[Excerpts from a figure dataset]
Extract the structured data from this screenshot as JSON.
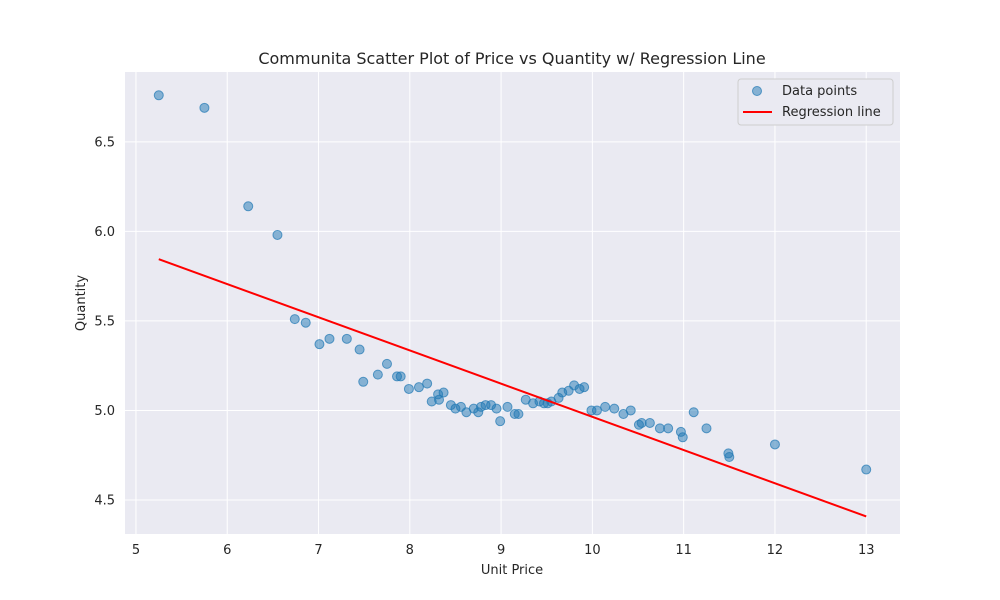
{
  "chart_data": {
    "type": "scatter",
    "title": "Communita Scatter Plot of Price vs Quantity w/ Regression Line",
    "xlabel": "Unit Price",
    "ylabel": "Quantity",
    "xlim": [
      4.88,
      13.37
    ],
    "ylim": [
      4.31,
      6.89
    ],
    "xticks": [
      5,
      6,
      7,
      8,
      9,
      10,
      11,
      12,
      13
    ],
    "yticks": [
      4.5,
      5.0,
      5.5,
      6.0,
      6.5
    ],
    "xtick_labels": [
      "5",
      "6",
      "7",
      "8",
      "9",
      "10",
      "11",
      "12",
      "13"
    ],
    "ytick_labels": [
      "4.5",
      "5.0",
      "5.5",
      "6.0",
      "6.5"
    ],
    "grid": true,
    "legend_position": "top-right",
    "series": [
      {
        "name": "Data points",
        "kind": "scatter",
        "color": "#1f77b4",
        "points": [
          [
            5.25,
            6.76
          ],
          [
            5.75,
            6.69
          ],
          [
            6.23,
            6.14
          ],
          [
            6.55,
            5.98
          ],
          [
            6.74,
            5.51
          ],
          [
            6.86,
            5.49
          ],
          [
            7.01,
            5.37
          ],
          [
            7.12,
            5.4
          ],
          [
            7.31,
            5.4
          ],
          [
            7.45,
            5.34
          ],
          [
            7.49,
            5.16
          ],
          [
            7.65,
            5.2
          ],
          [
            7.75,
            5.26
          ],
          [
            7.86,
            5.19
          ],
          [
            7.9,
            5.19
          ],
          [
            7.99,
            5.12
          ],
          [
            8.1,
            5.13
          ],
          [
            8.19,
            5.15
          ],
          [
            8.24,
            5.05
          ],
          [
            8.31,
            5.09
          ],
          [
            8.32,
            5.06
          ],
          [
            8.37,
            5.1
          ],
          [
            8.45,
            5.03
          ],
          [
            8.5,
            5.01
          ],
          [
            8.56,
            5.02
          ],
          [
            8.62,
            4.99
          ],
          [
            8.7,
            5.01
          ],
          [
            8.75,
            4.99
          ],
          [
            8.78,
            5.02
          ],
          [
            8.83,
            5.03
          ],
          [
            8.89,
            5.03
          ],
          [
            8.95,
            5.01
          ],
          [
            8.99,
            4.94
          ],
          [
            9.07,
            5.02
          ],
          [
            9.15,
            4.98
          ],
          [
            9.19,
            4.98
          ],
          [
            9.27,
            5.06
          ],
          [
            9.35,
            5.04
          ],
          [
            9.42,
            5.05
          ],
          [
            9.47,
            5.04
          ],
          [
            9.51,
            5.04
          ],
          [
            9.55,
            5.05
          ],
          [
            9.63,
            5.07
          ],
          [
            9.67,
            5.1
          ],
          [
            9.74,
            5.11
          ],
          [
            9.8,
            5.14
          ],
          [
            9.86,
            5.12
          ],
          [
            9.91,
            5.13
          ],
          [
            9.99,
            5.0
          ],
          [
            10.05,
            5.0
          ],
          [
            10.14,
            5.02
          ],
          [
            10.24,
            5.01
          ],
          [
            10.34,
            4.98
          ],
          [
            10.42,
            5.0
          ],
          [
            10.51,
            4.92
          ],
          [
            10.54,
            4.93
          ],
          [
            10.63,
            4.93
          ],
          [
            10.74,
            4.9
          ],
          [
            10.83,
            4.9
          ],
          [
            10.97,
            4.88
          ],
          [
            10.99,
            4.85
          ],
          [
            11.11,
            4.99
          ],
          [
            11.25,
            4.9
          ],
          [
            11.49,
            4.76
          ],
          [
            11.5,
            4.74
          ],
          [
            12.0,
            4.81
          ],
          [
            13.0,
            4.67
          ]
        ]
      },
      {
        "name": "Regression line",
        "kind": "line",
        "color": "#ff0000",
        "points": [
          [
            5.25,
            5.845
          ],
          [
            13.0,
            4.408
          ]
        ]
      }
    ]
  }
}
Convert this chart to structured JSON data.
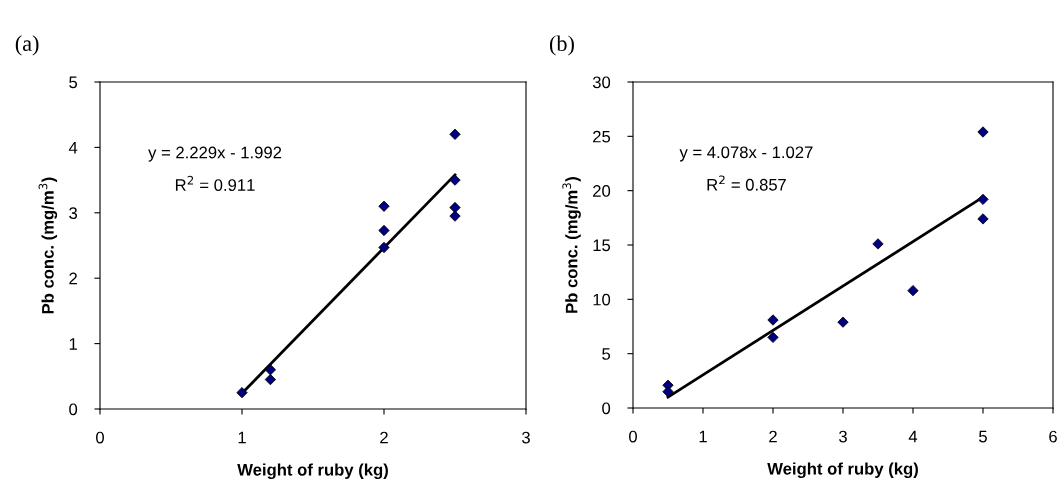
{
  "chart_data": [
    {
      "type": "scatter",
      "title": "(a)",
      "xlabel": "Weight of ruby (kg)",
      "ylabel": "Pb conc. (mg/m$^{3}$)",
      "xlim": [
        0,
        3
      ],
      "xticks": [
        0,
        1,
        2,
        3
      ],
      "ylim": [
        0,
        5
      ],
      "yticks": [
        0,
        1,
        2,
        3,
        4,
        5
      ],
      "grid": false,
      "legend": false,
      "annotations": [
        "y = 2.229x - 1.992",
        "R$^{2}$ = 0.911"
      ],
      "series": [
        {
          "color": "#000080",
          "marker": "diamond",
          "x": [
            1,
            1.2,
            1.2,
            2,
            2,
            2,
            2.5,
            2.5,
            2.5,
            2.5
          ],
          "values": [
            0.25,
            0.6,
            0.45,
            3.1,
            2.73,
            2.47,
            4.2,
            3.5,
            3.08,
            2.95
          ]
        },
        {
          "type": "line",
          "color": "#000000",
          "marker": "none",
          "line_style": "solid",
          "x": [
            1,
            2.5
          ],
          "values": [
            0.24,
            3.58
          ]
        }
      ]
    },
    {
      "type": "scatter",
      "title": "(b)",
      "xlabel": "Weight of ruby (kg)",
      "ylabel": "Pb conc. (mg/m$^{3}$)",
      "xlim": [
        0,
        6
      ],
      "xticks": [
        0,
        1,
        2,
        3,
        4,
        5,
        6
      ],
      "ylim": [
        0,
        30
      ],
      "yticks": [
        0,
        5,
        10,
        15,
        20,
        25,
        30
      ],
      "grid": false,
      "legend": false,
      "annotations": [
        "y = 4.078x - 1.027",
        "R$^{2}$ = 0.857"
      ],
      "series": [
        {
          "color": "#000080",
          "marker": "diamond",
          "x": [
            0.5,
            0.5,
            2,
            2,
            3,
            3.5,
            4,
            5,
            5,
            5
          ],
          "values": [
            2.1,
            1.5,
            8.1,
            6.5,
            7.9,
            15.1,
            10.8,
            25.4,
            19.2,
            17.4
          ]
        },
        {
          "type": "line",
          "color": "#000000",
          "marker": "none",
          "line_style": "solid",
          "x": [
            0.5,
            5
          ],
          "values": [
            1.0,
            19.4
          ]
        }
      ]
    }
  ]
}
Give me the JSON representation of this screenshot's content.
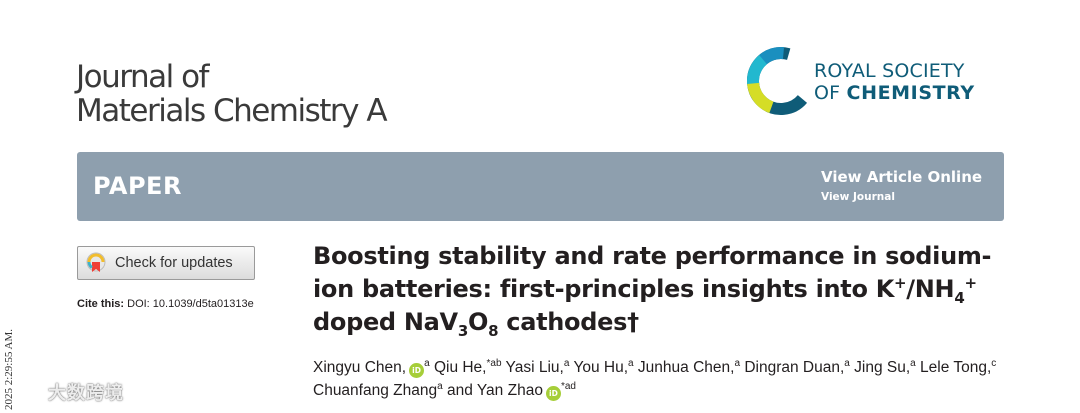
{
  "journal": {
    "title_line1": "Journal of",
    "title_line2": "Materials Chemistry A"
  },
  "publisher": {
    "line1": "ROYAL SOCIETY",
    "line2_prefix": "OF ",
    "line2_bold": "CHEMISTRY"
  },
  "banner": {
    "label": "PAPER",
    "view_online": "View Article Online",
    "view_journal": "View Journal"
  },
  "updates_button": {
    "label": "Check for updates"
  },
  "cite": {
    "label": "Cite this:",
    "doi": "DOI: 10.1039/d5ta01313e"
  },
  "article": {
    "title_part1": "Boosting stability and rate performance in sodium-ion batteries: first-principles insights into K",
    "title_sup1": "+",
    "title_part2": "/NH",
    "title_sub1": "4",
    "title_sup2": "+",
    "title_part3": " doped NaV",
    "title_sub2": "3",
    "title_part4": "O",
    "title_sub3": "8",
    "title_part5": " cathodes",
    "title_dagger": "†"
  },
  "authors": [
    {
      "name": "Xingyu Chen,",
      "orcid": true,
      "aff": "a"
    },
    {
      "name": "Qiu He,",
      "orcid": false,
      "aff": "*ab"
    },
    {
      "name": "Yasi Liu,",
      "orcid": false,
      "aff": "a"
    },
    {
      "name": "You Hu,",
      "orcid": false,
      "aff": "a"
    },
    {
      "name": "Junhua Chen,",
      "orcid": false,
      "aff": "a"
    },
    {
      "name": "Dingran Duan,",
      "orcid": false,
      "aff": "a"
    },
    {
      "name": "Jing Su,",
      "orcid": false,
      "aff": "a"
    },
    {
      "name": "Lele Tong,",
      "orcid": false,
      "aff": "c"
    },
    {
      "name": "Chuanfang Zhang",
      "orcid": false,
      "aff": "a"
    },
    {
      "name": "and Yan Zhao",
      "orcid": true,
      "aff": "*ad"
    }
  ],
  "orcid_label": "iD",
  "timestamp": "2025 2:29:55 AM.",
  "watermark": "大数跨境",
  "colors": {
    "banner": "#8e9fae",
    "rsc_blue": "#0f5c78",
    "orcid_green": "#a6ce39"
  }
}
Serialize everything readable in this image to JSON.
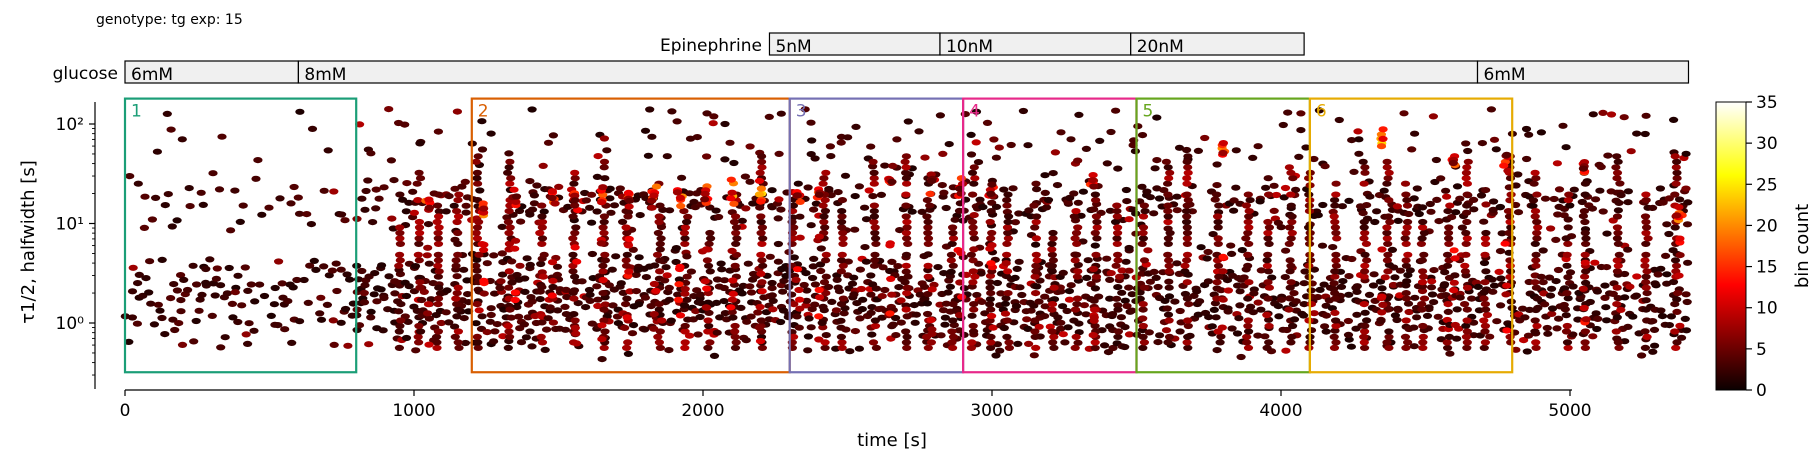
{
  "header": {
    "subtitle": "genotype: tg  exp: 15",
    "epinephrine_label": "Epinephrine",
    "glucose_label": "glucose"
  },
  "epinephrine_bar": [
    {
      "label": "5nM",
      "start": 2230,
      "end": 2820
    },
    {
      "label": "10nM",
      "start": 2820,
      "end": 3480
    },
    {
      "label": "20nM",
      "start": 3480,
      "end": 4080
    }
  ],
  "glucose_bar": [
    {
      "label": "6mM",
      "start": 0,
      "end": 600
    },
    {
      "label": "8mM",
      "start": 600,
      "end": 4680
    },
    {
      "label": "6mM",
      "start": 4680,
      "end": 5410
    }
  ],
  "colors": {
    "bar_fill": "#f0f0f0",
    "region_colors": [
      "#1b9e77",
      "#d95f02",
      "#7570b3",
      "#e7298a",
      "#66a61e",
      "#e6ab02"
    ]
  },
  "colormap": "hot",
  "chart_data": {
    "type": "heatmap",
    "xlabel": "time [s]",
    "ylabel": "τ1/2, halfwidth [s]",
    "xlim": [
      -100,
      5420
    ],
    "ylim": [
      0.25,
      200
    ],
    "y_scale": "log",
    "x_ticks": [
      0,
      1000,
      2000,
      3000,
      4000,
      5000
    ],
    "x_tick_labels": [
      "0",
      "1000",
      "2000",
      "3000",
      "4000",
      "5000"
    ],
    "y_ticks": [
      1,
      10,
      100
    ],
    "y_tick_labels": [
      "10⁰",
      "10¹",
      "10²"
    ],
    "colorbar": {
      "label": "bin count",
      "range": [
        0,
        35
      ],
      "ticks": [
        0,
        5,
        10,
        15,
        20,
        25,
        30,
        35
      ],
      "tick_labels": [
        "0",
        "5",
        "10",
        "15",
        "20",
        "25",
        "30",
        "35"
      ]
    },
    "regions": [
      {
        "label": "1",
        "x_start": 0,
        "x_end": 800
      },
      {
        "label": "2",
        "x_start": 1200,
        "x_end": 2300
      },
      {
        "label": "3",
        "x_start": 2300,
        "x_end": 2900
      },
      {
        "label": "4",
        "x_start": 2900,
        "x_end": 3500
      },
      {
        "label": "5",
        "x_start": 3500,
        "x_end": 4100
      },
      {
        "label": "6",
        "x_start": 4100,
        "x_end": 4800
      }
    ],
    "region_y_range": [
      0.32,
      180
    ],
    "hotspots": [
      {
        "t": 1050,
        "h": 16,
        "c": 18
      },
      {
        "t": 1240,
        "h": 14,
        "c": 20
      },
      {
        "t": 1350,
        "h": 18,
        "c": 16
      },
      {
        "t": 1480,
        "h": 19,
        "c": 18
      },
      {
        "t": 1560,
        "h": 17,
        "c": 15
      },
      {
        "t": 1650,
        "h": 19,
        "c": 20
      },
      {
        "t": 1740,
        "h": 18,
        "c": 17
      },
      {
        "t": 1830,
        "h": 20,
        "c": 19
      },
      {
        "t": 1920,
        "h": 19,
        "c": 20
      },
      {
        "t": 2010,
        "h": 20,
        "c": 18
      },
      {
        "t": 2100,
        "h": 20,
        "c": 22
      },
      {
        "t": 2200,
        "h": 20,
        "c": 24
      },
      {
        "t": 2330,
        "h": 18,
        "c": 18
      },
      {
        "t": 2400,
        "h": 20,
        "c": 17
      },
      {
        "t": 2650,
        "h": 30,
        "c": 16
      },
      {
        "t": 2790,
        "h": 30,
        "c": 15
      },
      {
        "t": 2890,
        "h": 22,
        "c": 16
      },
      {
        "t": 3000,
        "h": 22,
        "c": 14
      },
      {
        "t": 3350,
        "h": 26,
        "c": 18
      },
      {
        "t": 3800,
        "h": 55,
        "c": 20
      },
      {
        "t": 4350,
        "h": 70,
        "c": 24
      },
      {
        "t": 4600,
        "h": 45,
        "c": 18
      },
      {
        "t": 4780,
        "h": 45,
        "c": 16
      },
      {
        "t": 5050,
        "h": 35,
        "c": 16
      },
      {
        "t": 5380,
        "h": 12,
        "c": 20
      }
    ]
  }
}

* BRIEF *
Search the records for the string "screenshot" and return every line in which it occurs.

* THE SOLUTION *
Extract the structured data from this screenshot as JSON.
Give me the JSON representation of this screenshot's content.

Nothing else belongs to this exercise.